EXERCISE. Pull out every line with the word "CITY".

________________

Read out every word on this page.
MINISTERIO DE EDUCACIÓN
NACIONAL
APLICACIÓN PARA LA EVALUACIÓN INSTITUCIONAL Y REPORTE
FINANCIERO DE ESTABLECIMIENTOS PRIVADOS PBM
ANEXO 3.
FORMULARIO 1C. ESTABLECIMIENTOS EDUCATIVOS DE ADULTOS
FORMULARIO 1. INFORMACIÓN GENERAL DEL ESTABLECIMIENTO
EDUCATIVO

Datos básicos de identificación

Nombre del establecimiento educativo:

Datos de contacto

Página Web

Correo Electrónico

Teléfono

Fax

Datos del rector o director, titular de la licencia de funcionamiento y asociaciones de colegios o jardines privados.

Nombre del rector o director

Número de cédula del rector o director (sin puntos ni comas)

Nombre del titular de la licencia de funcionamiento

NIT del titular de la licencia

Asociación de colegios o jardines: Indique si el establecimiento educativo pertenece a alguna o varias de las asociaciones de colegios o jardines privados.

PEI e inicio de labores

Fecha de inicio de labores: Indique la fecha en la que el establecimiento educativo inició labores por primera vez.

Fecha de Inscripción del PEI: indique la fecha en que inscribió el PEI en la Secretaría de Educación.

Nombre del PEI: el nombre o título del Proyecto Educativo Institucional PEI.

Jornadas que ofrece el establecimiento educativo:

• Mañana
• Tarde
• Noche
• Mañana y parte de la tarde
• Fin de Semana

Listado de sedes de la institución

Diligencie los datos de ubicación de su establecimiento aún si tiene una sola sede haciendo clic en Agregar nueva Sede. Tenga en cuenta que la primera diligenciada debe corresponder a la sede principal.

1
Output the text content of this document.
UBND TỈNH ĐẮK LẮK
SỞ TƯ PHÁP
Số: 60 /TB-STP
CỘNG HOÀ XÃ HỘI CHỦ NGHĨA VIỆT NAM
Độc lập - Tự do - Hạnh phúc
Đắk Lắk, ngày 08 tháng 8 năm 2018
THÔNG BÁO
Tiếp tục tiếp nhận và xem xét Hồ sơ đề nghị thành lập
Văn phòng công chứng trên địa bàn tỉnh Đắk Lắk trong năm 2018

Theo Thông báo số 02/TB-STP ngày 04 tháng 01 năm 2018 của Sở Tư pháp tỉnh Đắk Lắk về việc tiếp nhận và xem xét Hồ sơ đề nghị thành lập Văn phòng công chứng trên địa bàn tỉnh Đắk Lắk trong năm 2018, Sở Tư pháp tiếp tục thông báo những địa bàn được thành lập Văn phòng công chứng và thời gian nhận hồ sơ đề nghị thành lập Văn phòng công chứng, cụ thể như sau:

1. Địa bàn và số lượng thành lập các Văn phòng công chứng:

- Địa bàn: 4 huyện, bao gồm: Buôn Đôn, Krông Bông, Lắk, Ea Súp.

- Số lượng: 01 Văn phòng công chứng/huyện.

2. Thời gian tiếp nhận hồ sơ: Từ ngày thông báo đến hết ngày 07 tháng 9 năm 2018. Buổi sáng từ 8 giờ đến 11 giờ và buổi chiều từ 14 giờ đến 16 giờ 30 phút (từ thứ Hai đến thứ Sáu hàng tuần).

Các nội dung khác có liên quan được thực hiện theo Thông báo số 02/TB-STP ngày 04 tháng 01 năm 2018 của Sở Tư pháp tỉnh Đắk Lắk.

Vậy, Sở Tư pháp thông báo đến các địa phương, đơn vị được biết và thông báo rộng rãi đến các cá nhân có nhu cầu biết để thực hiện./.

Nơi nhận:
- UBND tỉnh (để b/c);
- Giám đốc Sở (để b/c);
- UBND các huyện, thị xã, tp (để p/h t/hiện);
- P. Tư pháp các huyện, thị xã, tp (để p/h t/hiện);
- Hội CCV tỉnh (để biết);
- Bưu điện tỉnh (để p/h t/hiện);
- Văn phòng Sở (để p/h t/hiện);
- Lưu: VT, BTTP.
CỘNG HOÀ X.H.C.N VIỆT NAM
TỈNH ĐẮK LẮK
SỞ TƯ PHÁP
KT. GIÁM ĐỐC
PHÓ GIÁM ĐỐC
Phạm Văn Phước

________________

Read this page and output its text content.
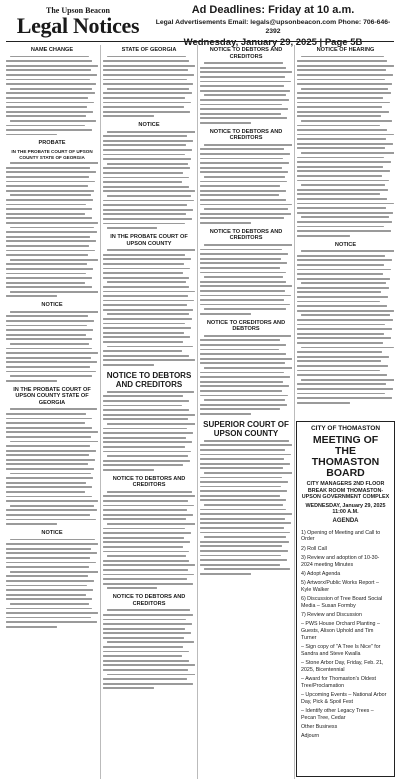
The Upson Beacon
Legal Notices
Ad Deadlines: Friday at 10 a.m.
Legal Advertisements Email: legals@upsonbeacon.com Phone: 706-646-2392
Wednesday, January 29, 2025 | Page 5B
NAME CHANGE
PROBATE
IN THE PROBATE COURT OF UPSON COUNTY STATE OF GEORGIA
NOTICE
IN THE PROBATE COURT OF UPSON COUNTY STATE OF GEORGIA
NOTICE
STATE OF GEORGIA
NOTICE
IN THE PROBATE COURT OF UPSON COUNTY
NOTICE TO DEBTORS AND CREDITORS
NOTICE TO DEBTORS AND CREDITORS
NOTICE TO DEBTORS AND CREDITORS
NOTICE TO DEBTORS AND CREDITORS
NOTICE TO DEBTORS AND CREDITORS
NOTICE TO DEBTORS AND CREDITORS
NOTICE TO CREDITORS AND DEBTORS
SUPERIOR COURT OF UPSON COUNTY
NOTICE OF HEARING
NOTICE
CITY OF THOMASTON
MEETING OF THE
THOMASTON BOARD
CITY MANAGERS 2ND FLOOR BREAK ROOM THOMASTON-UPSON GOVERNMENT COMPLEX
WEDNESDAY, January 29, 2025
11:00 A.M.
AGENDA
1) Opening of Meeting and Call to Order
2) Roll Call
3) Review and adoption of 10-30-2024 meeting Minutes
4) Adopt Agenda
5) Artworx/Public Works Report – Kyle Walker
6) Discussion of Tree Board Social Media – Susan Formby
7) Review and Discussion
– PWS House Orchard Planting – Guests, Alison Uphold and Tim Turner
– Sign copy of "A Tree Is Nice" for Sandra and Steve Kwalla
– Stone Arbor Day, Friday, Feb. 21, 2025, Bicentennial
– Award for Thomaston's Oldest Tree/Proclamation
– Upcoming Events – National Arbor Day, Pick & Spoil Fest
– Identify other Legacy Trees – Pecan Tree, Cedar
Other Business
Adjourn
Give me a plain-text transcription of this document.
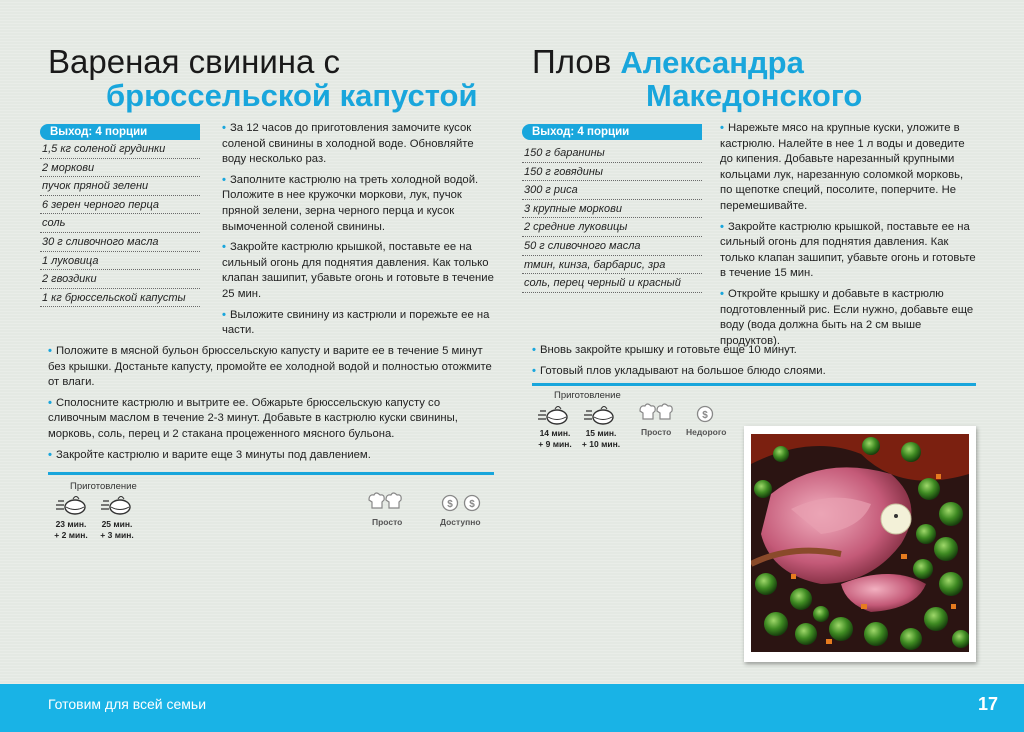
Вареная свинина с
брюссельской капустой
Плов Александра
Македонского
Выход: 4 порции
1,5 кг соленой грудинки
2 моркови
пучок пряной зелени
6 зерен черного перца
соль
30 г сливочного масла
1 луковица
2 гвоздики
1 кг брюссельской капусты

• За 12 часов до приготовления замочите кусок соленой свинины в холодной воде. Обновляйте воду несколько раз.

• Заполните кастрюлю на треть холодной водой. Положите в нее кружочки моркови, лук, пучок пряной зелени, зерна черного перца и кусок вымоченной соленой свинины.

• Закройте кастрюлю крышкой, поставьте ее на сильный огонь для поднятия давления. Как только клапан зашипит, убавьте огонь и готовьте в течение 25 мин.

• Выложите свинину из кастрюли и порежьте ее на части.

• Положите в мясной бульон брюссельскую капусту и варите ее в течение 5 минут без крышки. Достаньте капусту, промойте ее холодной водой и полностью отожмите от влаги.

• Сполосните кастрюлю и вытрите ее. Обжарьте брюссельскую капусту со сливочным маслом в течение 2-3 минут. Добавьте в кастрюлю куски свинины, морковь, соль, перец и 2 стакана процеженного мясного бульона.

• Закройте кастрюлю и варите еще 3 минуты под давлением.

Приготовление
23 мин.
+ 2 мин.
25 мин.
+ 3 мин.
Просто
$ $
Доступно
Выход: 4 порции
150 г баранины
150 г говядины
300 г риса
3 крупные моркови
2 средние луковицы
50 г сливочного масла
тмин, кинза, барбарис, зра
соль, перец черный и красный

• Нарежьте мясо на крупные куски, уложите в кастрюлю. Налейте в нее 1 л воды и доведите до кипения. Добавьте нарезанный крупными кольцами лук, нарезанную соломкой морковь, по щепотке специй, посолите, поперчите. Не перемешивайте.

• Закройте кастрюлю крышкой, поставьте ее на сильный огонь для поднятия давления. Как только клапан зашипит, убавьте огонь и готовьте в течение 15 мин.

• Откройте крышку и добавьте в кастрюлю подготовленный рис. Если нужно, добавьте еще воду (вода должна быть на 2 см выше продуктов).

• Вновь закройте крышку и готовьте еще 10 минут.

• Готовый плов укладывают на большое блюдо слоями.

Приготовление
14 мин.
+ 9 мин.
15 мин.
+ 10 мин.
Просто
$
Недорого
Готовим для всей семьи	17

________________

EXERCISE ANSWER.
CITY OF THOMASTON
CITY MANAGERS 2ND FLOOR BREAK ROOM THOMASTON-UPSON GOVERNMENT COMPLEX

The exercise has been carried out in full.